■ What is required: Output the full listing word for word.

■ Dataset excerpts:

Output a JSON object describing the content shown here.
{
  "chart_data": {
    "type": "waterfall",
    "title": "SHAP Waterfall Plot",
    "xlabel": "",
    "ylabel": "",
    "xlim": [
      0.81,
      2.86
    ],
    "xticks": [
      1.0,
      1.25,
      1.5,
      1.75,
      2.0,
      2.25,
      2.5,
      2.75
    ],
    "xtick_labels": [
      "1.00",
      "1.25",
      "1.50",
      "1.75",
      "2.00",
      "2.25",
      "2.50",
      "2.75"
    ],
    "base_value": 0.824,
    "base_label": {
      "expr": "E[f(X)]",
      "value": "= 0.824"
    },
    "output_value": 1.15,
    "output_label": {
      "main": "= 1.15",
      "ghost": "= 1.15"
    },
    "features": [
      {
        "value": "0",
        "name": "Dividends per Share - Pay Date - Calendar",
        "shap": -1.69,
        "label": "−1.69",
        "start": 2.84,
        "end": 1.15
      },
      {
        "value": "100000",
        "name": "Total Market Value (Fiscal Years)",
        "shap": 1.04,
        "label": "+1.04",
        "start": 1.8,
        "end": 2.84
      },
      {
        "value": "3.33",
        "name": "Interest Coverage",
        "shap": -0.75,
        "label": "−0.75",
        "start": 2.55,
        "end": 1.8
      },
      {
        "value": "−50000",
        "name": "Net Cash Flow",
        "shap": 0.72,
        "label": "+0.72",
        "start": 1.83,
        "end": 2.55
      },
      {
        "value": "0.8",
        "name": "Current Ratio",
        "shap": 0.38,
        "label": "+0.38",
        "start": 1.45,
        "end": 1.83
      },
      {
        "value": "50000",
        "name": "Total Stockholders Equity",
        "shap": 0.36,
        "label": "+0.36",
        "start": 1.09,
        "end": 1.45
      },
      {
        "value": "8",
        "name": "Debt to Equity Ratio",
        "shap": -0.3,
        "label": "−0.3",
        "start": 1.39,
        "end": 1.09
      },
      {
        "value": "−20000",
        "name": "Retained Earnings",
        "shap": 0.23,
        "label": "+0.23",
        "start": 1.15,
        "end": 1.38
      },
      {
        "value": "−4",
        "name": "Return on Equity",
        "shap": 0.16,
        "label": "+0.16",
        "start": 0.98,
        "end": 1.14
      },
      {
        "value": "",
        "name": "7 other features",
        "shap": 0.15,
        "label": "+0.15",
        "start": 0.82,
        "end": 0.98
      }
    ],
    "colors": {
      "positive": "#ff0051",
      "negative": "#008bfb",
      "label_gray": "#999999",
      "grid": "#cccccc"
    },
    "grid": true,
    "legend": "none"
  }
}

■ Right answer:
Output a JSON object describing the content shown here.
{
  "chart_data": {
    "type": "waterfall",
    "title": "SHAP Waterfall Plot",
    "xlabel": "",
    "ylabel": "",
    "xlim": [
      0.81,
      2.86
    ],
    "xticks": [
      1.0,
      1.25,
      1.5,
      1.75,
      2.0,
      2.25,
      2.5,
      2.75
    ],
    "xtick_labels": [
      "1.00",
      "1.25",
      "1.50",
      "1.75",
      "2.00",
      "2.25",
      "2.50",
      "2.75"
    ],
    "base_value": 0.824,
    "base_label": {
      "expr": "E[f(X)]",
      "value": "= 0.824"
    },
    "output_value": 1.15,
    "output_label": {
      "main": "= 1.15",
      "ghost": "= 1.15"
    },
    "features": [
      {
        "value": "0",
        "name": "Dividends per Share - Pay Date - Calendar",
        "shap": -1.69,
        "label": "−1.69",
        "start": 2.84,
        "end": 1.15
      },
      {
        "value": "100000",
        "name": "Total Market Value (Fiscal Years)",
        "shap": 1.04,
        "label": "+1.04",
        "start": 1.8,
        "end": 2.84
      },
      {
        "value": "3.33",
        "name": "Interest Coverage",
        "shap": -0.75,
        "label": "−0.75",
        "start": 2.55,
        "end": 1.8
      },
      {
        "value": "−50000",
        "name": "Net Cash Flow",
        "shap": 0.72,
        "label": "+0.72",
        "start": 1.83,
        "end": 2.55
      },
      {
        "value": "0.8",
        "name": "Current Ratio",
        "shap": 0.38,
        "label": "+0.38",
        "start": 1.45,
        "end": 1.83
      },
      {
        "value": "50000",
        "name": "Total Stockholders Equity",
        "shap": 0.36,
        "label": "+0.36",
        "start": 1.09,
        "end": 1.45
      },
      {
        "value": "8",
        "name": "Debt to Equity Ratio",
        "shap": -0.3,
        "label": "−0.3",
        "start": 1.39,
        "end": 1.09
      },
      {
        "value": "−20000",
        "name": "Retained Earnings",
        "shap": 0.23,
        "label": "+0.23",
        "start": 1.15,
        "end": 1.38
      },
      {
        "value": "−4",
        "name": "Return on Equity",
        "shap": 0.16,
        "label": "+0.16",
        "start": 0.98,
        "end": 1.14
      },
      {
        "value": "",
        "name": "7 other features",
        "shap": 0.15,
        "label": "+0.15",
        "start": 0.82,
        "end": 0.98
      }
    ],
    "colors": {
      "positive": "#ff0051",
      "negative": "#008bfb",
      "label_gray": "#999999",
      "grid": "#cccccc"
    },
    "grid": true,
    "legend": "none"
  }
}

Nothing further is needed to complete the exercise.